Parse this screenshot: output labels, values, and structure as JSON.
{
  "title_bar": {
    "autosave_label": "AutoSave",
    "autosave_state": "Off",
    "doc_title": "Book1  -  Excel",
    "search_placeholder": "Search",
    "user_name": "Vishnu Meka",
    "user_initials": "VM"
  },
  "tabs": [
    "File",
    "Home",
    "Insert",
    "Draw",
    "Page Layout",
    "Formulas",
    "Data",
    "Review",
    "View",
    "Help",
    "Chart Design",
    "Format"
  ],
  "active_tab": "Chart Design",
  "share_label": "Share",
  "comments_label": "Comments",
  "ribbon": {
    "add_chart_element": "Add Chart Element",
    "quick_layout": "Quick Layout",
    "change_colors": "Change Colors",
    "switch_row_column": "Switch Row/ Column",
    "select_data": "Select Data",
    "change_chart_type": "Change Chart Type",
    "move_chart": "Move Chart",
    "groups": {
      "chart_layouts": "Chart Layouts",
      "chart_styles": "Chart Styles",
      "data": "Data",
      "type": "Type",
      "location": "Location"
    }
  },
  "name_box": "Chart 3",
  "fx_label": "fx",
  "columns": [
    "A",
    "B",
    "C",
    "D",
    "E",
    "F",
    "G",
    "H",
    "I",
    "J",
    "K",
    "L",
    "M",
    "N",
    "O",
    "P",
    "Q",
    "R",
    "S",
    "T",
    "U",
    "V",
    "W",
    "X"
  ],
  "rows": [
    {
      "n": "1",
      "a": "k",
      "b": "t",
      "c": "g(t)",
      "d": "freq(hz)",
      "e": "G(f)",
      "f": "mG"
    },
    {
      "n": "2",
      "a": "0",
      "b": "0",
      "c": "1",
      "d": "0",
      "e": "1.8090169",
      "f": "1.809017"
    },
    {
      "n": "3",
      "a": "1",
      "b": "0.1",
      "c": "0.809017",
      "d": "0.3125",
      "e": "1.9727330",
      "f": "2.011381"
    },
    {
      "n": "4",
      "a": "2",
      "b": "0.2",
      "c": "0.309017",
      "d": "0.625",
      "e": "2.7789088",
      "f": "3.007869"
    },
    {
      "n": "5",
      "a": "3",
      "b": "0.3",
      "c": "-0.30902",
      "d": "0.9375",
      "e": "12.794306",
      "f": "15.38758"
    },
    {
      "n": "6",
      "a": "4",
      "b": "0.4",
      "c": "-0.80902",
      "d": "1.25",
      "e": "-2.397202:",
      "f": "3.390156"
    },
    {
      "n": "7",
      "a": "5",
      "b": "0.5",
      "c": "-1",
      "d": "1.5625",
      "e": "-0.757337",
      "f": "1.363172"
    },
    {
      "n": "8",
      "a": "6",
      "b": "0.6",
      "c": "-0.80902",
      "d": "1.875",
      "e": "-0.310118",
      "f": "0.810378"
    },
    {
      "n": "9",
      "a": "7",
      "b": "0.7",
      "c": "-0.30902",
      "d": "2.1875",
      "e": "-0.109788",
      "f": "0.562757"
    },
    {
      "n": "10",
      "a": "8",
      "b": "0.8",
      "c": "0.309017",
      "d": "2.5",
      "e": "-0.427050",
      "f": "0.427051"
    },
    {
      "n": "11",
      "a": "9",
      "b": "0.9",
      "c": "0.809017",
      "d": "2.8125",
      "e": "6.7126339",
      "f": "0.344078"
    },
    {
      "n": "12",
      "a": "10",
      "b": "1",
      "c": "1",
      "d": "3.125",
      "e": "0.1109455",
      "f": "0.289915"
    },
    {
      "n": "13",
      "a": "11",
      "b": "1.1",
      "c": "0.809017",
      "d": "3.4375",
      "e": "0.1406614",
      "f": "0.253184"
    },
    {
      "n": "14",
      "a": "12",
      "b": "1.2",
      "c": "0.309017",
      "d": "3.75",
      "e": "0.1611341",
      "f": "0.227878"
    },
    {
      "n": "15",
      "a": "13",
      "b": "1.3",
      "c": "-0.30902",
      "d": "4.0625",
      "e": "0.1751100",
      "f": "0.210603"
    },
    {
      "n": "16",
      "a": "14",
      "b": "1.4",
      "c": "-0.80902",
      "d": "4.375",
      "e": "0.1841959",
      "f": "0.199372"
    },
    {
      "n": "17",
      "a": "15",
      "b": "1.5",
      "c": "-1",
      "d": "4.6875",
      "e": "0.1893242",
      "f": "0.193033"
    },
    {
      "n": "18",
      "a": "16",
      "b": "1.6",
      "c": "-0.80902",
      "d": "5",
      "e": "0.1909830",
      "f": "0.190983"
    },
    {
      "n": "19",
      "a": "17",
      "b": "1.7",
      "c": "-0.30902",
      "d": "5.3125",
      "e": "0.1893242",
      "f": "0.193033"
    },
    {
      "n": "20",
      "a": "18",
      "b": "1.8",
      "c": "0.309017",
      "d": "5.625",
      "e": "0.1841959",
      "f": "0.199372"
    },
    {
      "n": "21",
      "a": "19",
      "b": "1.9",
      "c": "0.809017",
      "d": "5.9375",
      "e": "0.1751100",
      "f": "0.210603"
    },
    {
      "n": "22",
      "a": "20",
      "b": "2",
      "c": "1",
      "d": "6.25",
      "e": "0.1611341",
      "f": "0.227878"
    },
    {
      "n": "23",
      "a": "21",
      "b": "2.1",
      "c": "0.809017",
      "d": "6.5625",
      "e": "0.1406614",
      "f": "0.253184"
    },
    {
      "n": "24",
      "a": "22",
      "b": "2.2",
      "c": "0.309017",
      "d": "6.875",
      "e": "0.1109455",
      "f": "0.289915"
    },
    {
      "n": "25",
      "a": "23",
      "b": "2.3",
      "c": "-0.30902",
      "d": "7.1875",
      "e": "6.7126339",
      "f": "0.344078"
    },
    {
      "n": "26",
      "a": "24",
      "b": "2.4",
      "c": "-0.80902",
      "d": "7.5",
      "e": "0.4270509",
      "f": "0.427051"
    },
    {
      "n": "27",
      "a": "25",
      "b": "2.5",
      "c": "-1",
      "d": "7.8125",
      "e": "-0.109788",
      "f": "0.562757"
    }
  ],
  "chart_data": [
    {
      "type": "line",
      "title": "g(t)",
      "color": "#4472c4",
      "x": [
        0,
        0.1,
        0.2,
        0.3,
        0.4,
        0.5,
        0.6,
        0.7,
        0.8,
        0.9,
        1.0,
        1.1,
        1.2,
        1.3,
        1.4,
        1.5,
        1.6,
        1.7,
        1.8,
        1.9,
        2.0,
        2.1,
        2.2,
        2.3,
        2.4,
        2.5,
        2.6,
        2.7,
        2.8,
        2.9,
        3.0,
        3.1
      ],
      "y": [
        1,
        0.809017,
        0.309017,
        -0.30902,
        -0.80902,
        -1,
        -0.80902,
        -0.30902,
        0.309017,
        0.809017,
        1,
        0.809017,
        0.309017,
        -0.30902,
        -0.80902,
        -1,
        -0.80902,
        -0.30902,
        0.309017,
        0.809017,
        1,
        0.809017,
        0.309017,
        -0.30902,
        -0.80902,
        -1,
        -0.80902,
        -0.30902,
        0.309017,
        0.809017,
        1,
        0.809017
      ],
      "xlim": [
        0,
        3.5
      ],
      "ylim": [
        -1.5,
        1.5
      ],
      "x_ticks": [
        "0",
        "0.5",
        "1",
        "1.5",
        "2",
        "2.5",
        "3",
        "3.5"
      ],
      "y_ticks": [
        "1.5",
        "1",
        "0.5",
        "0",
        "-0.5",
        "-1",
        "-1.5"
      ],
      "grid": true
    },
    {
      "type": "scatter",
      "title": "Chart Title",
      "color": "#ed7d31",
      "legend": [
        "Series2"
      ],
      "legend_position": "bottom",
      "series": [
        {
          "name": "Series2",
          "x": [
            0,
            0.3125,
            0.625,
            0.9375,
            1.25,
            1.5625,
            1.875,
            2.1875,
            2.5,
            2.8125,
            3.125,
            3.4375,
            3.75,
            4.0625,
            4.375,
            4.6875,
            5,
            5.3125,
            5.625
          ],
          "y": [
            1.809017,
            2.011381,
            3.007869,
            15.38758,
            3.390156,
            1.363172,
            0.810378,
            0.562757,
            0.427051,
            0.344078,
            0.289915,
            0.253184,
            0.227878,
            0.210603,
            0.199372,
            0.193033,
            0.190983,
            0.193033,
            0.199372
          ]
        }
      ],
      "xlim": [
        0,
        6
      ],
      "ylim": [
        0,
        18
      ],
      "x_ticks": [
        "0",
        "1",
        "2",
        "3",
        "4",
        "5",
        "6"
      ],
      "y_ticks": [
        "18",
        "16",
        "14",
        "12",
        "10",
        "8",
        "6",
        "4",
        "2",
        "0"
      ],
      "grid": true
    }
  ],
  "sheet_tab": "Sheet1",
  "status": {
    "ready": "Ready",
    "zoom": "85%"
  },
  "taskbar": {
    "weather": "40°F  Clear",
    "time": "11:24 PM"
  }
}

*-*-*

- WHAT NEEDS TO BE DONE
Copy and report every line where the word "Change" is present.

- THE ANSWER
    "change_colors": "Change Colors",
    "change_chart_type": "Change Chart Type",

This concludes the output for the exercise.